→ Exercise objective:
Rewrite the rows below as a Markdown table with the columns No. and Text, giving each line its row number and its text and leaving out blank lines.

→ Supplied data:
────────────────────────────────────────
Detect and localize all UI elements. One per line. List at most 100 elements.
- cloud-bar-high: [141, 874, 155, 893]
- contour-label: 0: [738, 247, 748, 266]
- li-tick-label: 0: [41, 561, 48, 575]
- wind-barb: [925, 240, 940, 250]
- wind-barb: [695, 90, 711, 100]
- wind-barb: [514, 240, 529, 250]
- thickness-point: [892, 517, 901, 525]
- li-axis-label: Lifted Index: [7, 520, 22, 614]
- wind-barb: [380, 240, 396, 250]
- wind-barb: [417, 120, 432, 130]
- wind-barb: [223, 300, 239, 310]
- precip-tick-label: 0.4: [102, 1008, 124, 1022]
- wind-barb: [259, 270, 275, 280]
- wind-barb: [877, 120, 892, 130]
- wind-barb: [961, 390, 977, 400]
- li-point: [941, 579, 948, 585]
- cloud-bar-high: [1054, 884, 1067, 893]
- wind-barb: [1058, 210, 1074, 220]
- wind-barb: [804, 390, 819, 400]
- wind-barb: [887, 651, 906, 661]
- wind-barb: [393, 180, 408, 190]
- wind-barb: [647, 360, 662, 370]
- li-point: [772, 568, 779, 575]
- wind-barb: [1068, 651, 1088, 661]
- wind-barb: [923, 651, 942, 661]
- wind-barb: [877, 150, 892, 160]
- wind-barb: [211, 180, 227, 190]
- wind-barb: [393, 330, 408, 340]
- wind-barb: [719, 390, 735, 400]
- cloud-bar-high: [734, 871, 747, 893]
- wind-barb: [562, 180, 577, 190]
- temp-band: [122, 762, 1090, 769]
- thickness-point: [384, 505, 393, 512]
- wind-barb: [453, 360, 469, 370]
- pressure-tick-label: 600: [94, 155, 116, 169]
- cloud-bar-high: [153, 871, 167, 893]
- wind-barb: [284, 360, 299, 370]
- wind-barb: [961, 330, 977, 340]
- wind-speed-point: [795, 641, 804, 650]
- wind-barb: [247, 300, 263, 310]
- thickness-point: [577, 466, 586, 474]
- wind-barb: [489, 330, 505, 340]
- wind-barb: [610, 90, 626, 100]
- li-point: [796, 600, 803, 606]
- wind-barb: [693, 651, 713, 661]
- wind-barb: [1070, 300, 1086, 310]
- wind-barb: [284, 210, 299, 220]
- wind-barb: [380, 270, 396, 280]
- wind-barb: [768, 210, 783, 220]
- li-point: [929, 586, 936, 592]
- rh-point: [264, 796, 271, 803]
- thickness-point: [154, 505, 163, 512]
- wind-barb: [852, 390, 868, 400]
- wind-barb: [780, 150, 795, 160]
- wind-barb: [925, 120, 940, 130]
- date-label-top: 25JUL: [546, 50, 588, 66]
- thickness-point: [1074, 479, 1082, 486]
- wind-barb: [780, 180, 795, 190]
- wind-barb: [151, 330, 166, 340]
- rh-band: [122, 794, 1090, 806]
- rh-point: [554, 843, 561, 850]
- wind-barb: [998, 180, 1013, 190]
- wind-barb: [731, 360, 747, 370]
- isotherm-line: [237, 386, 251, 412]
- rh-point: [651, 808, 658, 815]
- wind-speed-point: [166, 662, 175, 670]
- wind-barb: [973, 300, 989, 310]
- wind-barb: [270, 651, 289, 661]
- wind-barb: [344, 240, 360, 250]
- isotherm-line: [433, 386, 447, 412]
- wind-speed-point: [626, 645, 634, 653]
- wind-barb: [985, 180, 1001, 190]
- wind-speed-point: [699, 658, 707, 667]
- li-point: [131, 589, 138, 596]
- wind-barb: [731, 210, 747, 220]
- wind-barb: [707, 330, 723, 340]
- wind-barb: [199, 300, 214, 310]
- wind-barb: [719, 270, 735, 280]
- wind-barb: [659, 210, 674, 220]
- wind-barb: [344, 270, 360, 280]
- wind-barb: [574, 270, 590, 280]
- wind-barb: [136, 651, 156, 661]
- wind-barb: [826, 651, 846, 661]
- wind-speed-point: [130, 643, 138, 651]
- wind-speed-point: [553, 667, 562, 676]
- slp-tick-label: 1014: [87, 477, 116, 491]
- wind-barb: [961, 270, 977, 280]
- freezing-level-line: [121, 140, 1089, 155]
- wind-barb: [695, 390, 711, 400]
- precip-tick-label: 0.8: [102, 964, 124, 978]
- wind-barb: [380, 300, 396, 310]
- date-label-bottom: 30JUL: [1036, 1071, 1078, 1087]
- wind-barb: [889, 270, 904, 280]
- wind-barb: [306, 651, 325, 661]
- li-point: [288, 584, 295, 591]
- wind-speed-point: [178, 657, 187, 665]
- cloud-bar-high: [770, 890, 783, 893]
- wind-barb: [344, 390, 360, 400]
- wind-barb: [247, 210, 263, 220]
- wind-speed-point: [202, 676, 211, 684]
────────────────────────────────────────
→ Exercise answer:
| No. | Text |
|---|---|
| 1 | Detect and localize all UI elements. One per line. List at most 100 elements. |
| 2 | - cloud-bar-high: [141, 874, 155, 893] |
| 3 | - contour-label: 0: [738, 247, 748, 266] |
| 4 | - li-tick-label: 0: [41, 561, 48, 575] |
| 5 | - wind-barb: [925, 240, 940, 250] |
| 6 | - wind-barb: [695, 90, 711, 100] |
| 7 | - wind-barb: [514, 240, 529, 250] |
| 8 | - thickness-point: [892, 517, 901, 525] |
| 9 | - li-axis-label: Lifted Index: [7, 520, 22, 614] |
| 10 | - wind-barb: [380, 240, 396, 250] |
| 11 | - wind-barb: [417, 120, 432, 130] |
| 12 | - wind-barb: [223, 300, 239, 310] |
| 13 | - precip-tick-label: 0.4: [102, 1008, 124, 1022] |
| 14 | - wind-barb: [259, 270, 275, 280] |
| 15 | - wind-barb: [877, 120, 892, 130] |
| 16 | - wind-barb: [961, 390, 977, 400] |
| 17 | - li-point: [941, 579, 948, 585] |
| 18 | - cloud-bar-high: [1054, 884, 1067, 893] |
| 19 | - wind-barb: [1058, 210, 1074, 220] |
| 20 | - wind-barb: [804, 390, 819, 400] |
| 21 | - wind-barb: [887, 651, 906, 661] |
| 22 | - wind-barb: [393, 180, 408, 190] |
| 23 | - wind-barb: [647, 360, 662, 370] |
| 24 | - li-point: [772, 568, 779, 575] |
| 25 | - wind-barb: [1068, 651, 1088, 661] |
| 26 | - wind-barb: [923, 651, 942, 661] |
| 27 | - wind-barb: [877, 150, 892, 160] |
| 28 | - wind-barb: [211, 180, 227, 190] |
| 29 | - wind-barb: [393, 330, 408, 340] |
| 30 | - wind-barb: [719, 390, 735, 400] |
| 31 | - cloud-bar-high: [734, 871, 747, 893] |
| 32 | - wind-barb: [562, 180, 577, 190] |
| 33 | - temp-band: [122, 762, 1090, 769] |
| 34 | - thickness-point: [384, 505, 393, 512] |
| 35 | - wind-barb: [453, 360, 469, 370] |
| 36 | - pressure-tick-label: 600: [94, 155, 116, 169] |
| 37 | - cloud-bar-high: [153, 871, 167, 893] |
| 38 | - wind-barb: [284, 360, 299, 370] |
| 39 | - wind-barb: [961, 330, 977, 340] |
| 40 | - wind-speed-point: [795, 641, 804, 650] |
| 41 | - wind-barb: [247, 300, 263, 310] |
| 42 | - thickness-point: [577, 466, 586, 474] |
| 43 | - wind-barb: [489, 330, 505, 340] |
| 44 | - wind-barb: [610, 90, 626, 100] |
| 45 | - li-point: [796, 600, 803, 606] |
| 46 | - wind-barb: [693, 651, 713, 661] |
| 47 | - wind-barb: [1070, 300, 1086, 310] |
| 48 | - wind-barb: [284, 210, 299, 220] |
| 49 | - wind-barb: [380, 270, 396, 280] |
| 50 | - wind-barb: [768, 210, 783, 220] |
| 51 | - li-point: [929, 586, 936, 592] |
| 52 | - rh-point: [264, 796, 271, 803] |
| 53 | - thickness-point: [154, 505, 163, 512] |
| 54 | - wind-barb: [852, 390, 868, 400] |
| 55 | - wind-barb: [780, 150, 795, 160] |
| 56 | - wind-barb: [925, 120, 940, 130] |
| 57 | - date-label-top: 25JUL: [546, 50, 588, 66] |
| 58 | - thickness-point: [1074, 479, 1082, 486] |
| 59 | - wind-barb: [780, 180, 795, 190] |
| 60 | - wind-barb: [151, 330, 166, 340] |
| 61 | - rh-band: [122, 794, 1090, 806] |
| 62 | - rh-point: [554, 843, 561, 850] |
| 63 | - wind-barb: [998, 180, 1013, 190] |
| 64 | - wind-barb: [731, 360, 747, 370] |
| 65 | - isotherm-line: [237, 386, 251, 412] |
| 66 | - rh-point: [651, 808, 658, 815] |
| 67 | - wind-speed-point: [166, 662, 175, 670] |
| 68 | - wind-barb: [973, 300, 989, 310] |
| 69 | - wind-barb: [270, 651, 289, 661] |
| 70 | - wind-barb: [344, 240, 360, 250] |
| 71 | - isotherm-line: [433, 386, 447, 412] |
| 72 | - wind-speed-point: [626, 645, 634, 653] |
| 73 | - wind-barb: [985, 180, 1001, 190] |
| 74 | - wind-speed-point: [699, 658, 707, 667] |
| 75 | - li-point: [131, 589, 138, 596] |
| 76 | - wind-barb: [731, 210, 747, 220] |
| 77 | - wind-barb: [707, 330, 723, 340] |
| 78 | - wind-barb: [199, 300, 214, 310] |
| 79 | - wind-barb: [719, 270, 735, 280] |
| 80 | - wind-barb: [659, 210, 674, 220] |
| 81 | - wind-barb: [344, 270, 360, 280] |
| 82 | - wind-barb: [574, 270, 590, 280] |
| 83 | - wind-barb: [136, 651, 156, 661] |
| 84 | - wind-barb: [826, 651, 846, 661] |
| 85 | - wind-speed-point: [130, 643, 138, 651] |
| 86 | - wind-speed-point: [553, 667, 562, 676] |
| 87 | - slp-tick-label: 1014: [87, 477, 116, 491] |
| 88 | - wind-barb: [961, 270, 977, 280] |
| 89 | - freezing-level-line: [121, 140, 1089, 155] |
| 90 | - wind-barb: [695, 390, 711, 400] |
| 91 | - precip-tick-label: 0.8: [102, 964, 124, 978] |
| 92 | - wind-barb: [380, 300, 396, 310] |
| 93 | - date-label-bottom: 30JUL: [1036, 1071, 1078, 1087] |
| 94 | - wind-barb: [889, 270, 904, 280] |
| 95 | - wind-barb: [306, 651, 325, 661] |
| 96 | - li-point: [288, 584, 295, 591] |
| 97 | - wind-speed-point: [178, 657, 187, 665] |
| 98 | - cloud-bar-high: [770, 890, 783, 893] |
| 99 | - wind-barb: [344, 390, 360, 400] |
| 100 | - wind-barb: [247, 210, 263, 220] |
| 101 | - wind-speed-point: [202, 676, 211, 684] |